▶ **Task input**:
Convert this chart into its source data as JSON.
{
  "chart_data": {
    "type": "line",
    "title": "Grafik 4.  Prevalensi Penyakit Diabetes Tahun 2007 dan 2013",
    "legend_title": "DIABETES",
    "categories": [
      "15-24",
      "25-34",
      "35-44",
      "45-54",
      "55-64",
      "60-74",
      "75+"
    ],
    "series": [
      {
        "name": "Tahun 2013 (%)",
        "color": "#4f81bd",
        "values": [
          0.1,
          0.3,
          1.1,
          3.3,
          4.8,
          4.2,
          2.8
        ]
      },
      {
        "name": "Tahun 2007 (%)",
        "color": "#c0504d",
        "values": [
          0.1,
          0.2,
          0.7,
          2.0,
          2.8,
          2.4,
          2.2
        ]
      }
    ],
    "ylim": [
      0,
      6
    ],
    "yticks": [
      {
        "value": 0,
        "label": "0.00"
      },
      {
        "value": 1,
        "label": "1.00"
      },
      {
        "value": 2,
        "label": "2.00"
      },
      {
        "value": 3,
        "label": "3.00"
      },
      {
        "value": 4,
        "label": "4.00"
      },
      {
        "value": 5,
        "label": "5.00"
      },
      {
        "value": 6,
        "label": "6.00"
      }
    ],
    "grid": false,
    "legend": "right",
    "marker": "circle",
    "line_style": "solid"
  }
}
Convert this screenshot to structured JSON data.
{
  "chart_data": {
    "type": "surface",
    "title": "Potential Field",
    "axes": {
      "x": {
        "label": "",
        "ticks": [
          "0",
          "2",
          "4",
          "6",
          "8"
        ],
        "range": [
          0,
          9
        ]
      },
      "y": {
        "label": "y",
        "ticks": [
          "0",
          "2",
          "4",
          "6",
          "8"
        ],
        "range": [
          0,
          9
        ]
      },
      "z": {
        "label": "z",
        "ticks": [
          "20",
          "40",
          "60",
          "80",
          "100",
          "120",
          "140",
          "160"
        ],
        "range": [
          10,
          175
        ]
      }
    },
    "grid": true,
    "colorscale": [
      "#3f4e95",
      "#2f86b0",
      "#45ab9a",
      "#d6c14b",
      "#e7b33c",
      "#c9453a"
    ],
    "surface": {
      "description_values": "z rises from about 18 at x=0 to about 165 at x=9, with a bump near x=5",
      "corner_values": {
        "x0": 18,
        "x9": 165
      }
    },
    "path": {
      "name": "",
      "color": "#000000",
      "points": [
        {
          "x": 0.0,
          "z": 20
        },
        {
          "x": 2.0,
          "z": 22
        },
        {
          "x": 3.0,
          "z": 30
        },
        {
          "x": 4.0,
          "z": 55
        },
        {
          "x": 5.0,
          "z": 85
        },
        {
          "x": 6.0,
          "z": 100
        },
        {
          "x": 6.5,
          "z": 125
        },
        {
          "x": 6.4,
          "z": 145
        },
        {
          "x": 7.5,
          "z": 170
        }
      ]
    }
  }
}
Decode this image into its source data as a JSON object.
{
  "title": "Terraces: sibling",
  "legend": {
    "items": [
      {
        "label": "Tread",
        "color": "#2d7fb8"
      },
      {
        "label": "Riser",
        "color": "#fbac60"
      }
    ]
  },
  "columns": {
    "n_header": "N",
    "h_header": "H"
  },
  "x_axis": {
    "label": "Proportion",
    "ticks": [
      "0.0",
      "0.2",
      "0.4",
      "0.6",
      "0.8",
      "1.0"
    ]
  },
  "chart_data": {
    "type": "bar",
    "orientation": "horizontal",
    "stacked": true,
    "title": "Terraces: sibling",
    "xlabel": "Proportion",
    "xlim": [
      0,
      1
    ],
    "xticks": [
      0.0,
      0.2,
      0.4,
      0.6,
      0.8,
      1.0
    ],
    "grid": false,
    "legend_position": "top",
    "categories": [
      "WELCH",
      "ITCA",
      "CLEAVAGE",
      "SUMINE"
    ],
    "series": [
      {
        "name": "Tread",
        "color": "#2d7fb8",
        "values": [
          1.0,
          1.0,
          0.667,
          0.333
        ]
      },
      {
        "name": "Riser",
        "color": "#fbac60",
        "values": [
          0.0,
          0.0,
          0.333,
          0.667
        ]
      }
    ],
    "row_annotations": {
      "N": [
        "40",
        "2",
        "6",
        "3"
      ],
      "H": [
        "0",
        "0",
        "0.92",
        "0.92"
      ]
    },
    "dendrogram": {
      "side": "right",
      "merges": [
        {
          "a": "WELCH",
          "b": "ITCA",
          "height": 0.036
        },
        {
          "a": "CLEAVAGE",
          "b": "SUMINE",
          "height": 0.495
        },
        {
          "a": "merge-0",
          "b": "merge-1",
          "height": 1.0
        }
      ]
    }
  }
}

▶ **Written instruction**:
Repeat the material above in full, quoting it exactly.

▶ **Solved problem**:
Convert this chart into its source data as JSON.
{
  "chart_data": {
    "type": "line",
    "title": "Grafik 4.  Prevalensi Penyakit Diabetes Tahun 2007 dan 2013",
    "legend_title": "DIABETES",
    "categories": [
      "15-24",
      "25-34",
      "35-44",
      "45-54",
      "55-64",
      "60-74",
      "75+"
    ],
    "series": [
      {
        "name": "Tahun 2013 (%)",
        "color": "#4f81bd",
        "values": [
          0.1,
          0.3,
          1.1,
          3.3,
          4.8,
          4.2,
          2.8
        ]
      },
      {
        "name": "Tahun 2007 (%)",
        "color": "#c0504d",
        "values": [
          0.1,
          0.2,
          0.7,
          2.0,
          2.8,
          2.4,
          2.2
        ]
      }
    ],
    "ylim": [
      0,
      6
    ],
    "yticks": [
      {
        "value": 0,
        "label": "0.00"
      },
      {
        "value": 1,
        "label": "1.00"
      },
      {
        "value": 2,
        "label": "2.00"
      },
      {
        "value": 3,
        "label": "3.00"
      },
      {
        "value": 4,
        "label": "4.00"
      },
      {
        "value": 5,
        "label": "5.00"
      },
      {
        "value": 6,
        "label": "6.00"
      }
    ],
    "grid": false,
    "legend": "right",
    "marker": "circle",
    "line_style": "solid"
  }
}
Convert this screenshot to structured JSON data.
{
  "chart_data": {
    "type": "surface",
    "title": "Potential Field",
    "axes": {
      "x": {
        "label": "",
        "ticks": [
          "0",
          "2",
          "4",
          "6",
          "8"
        ],
        "range": [
          0,
          9
        ]
      },
      "y": {
        "label": "y",
        "ticks": [
          "0",
          "2",
          "4",
          "6",
          "8"
        ],
        "range": [
          0,
          9
        ]
      },
      "z": {
        "label": "z",
        "ticks": [
          "20",
          "40",
          "60",
          "80",
          "100",
          "120",
          "140",
          "160"
        ],
        "range": [
          10,
          175
        ]
      }
    },
    "grid": true,
    "colorscale": [
      "#3f4e95",
      "#2f86b0",
      "#45ab9a",
      "#d6c14b",
      "#e7b33c",
      "#c9453a"
    ],
    "surface": {
      "description_values": "z rises from about 18 at x=0 to about 165 at x=9, with a bump near x=5",
      "corner_values": {
        "x0": 18,
        "x9": 165
      }
    },
    "path": {
      "name": "",
      "color": "#000000",
      "points": [
        {
          "x": 0.0,
          "z": 20
        },
        {
          "x": 2.0,
          "z": 22
        },
        {
          "x": 3.0,
          "z": 30
        },
        {
          "x": 4.0,
          "z": 55
        },
        {
          "x": 5.0,
          "z": 85
        },
        {
          "x": 6.0,
          "z": 100
        },
        {
          "x": 6.5,
          "z": 125
        },
        {
          "x": 6.4,
          "z": 145
        },
        {
          "x": 7.5,
          "z": 170
        }
      ]
    }
  }
}
Decode this image into its source data as a JSON object.
{
  "title": "Terraces: sibling",
  "legend": {
    "items": [
      {
        "label": "Tread",
        "color": "#2d7fb8"
      },
      {
        "label": "Riser",
        "color": "#fbac60"
      }
    ]
  },
  "columns": {
    "n_header": "N",
    "h_header": "H"
  },
  "x_axis": {
    "label": "Proportion",
    "ticks": [
      "0.0",
      "0.2",
      "0.4",
      "0.6",
      "0.8",
      "1.0"
    ]
  },
  "chart_data": {
    "type": "bar",
    "orientation": "horizontal",
    "stacked": true,
    "title": "Terraces: sibling",
    "xlabel": "Proportion",
    "xlim": [
      0,
      1
    ],
    "xticks": [
      0.0,
      0.2,
      0.4,
      0.6,
      0.8,
      1.0
    ],
    "grid": false,
    "legend_position": "top",
    "categories": [
      "WELCH",
      "ITCA",
      "CLEAVAGE",
      "SUMINE"
    ],
    "series": [
      {
        "name": "Tread",
        "color": "#2d7fb8",
        "values": [
          1.0,
          1.0,
          0.667,
          0.333
        ]
      },
      {
        "name": "Riser",
        "color": "#fbac60",
        "values": [
          0.0,
          0.0,
          0.333,
          0.667
        ]
      }
    ],
    "row_annotations": {
      "N": [
        "40",
        "2",
        "6",
        "3"
      ],
      "H": [
        "0",
        "0",
        "0.92",
        "0.92"
      ]
    },
    "dendrogram": {
      "side": "right",
      "merges": [
        {
          "a": "WELCH",
          "b": "ITCA",
          "height": 0.036
        },
        {
          "a": "CLEAVAGE",
          "b": "SUMINE",
          "height": 0.495
        },
        {
          "a": "merge-0",
          "b": "merge-1",
          "height": 1.0
        }
      ]
    }
  }
}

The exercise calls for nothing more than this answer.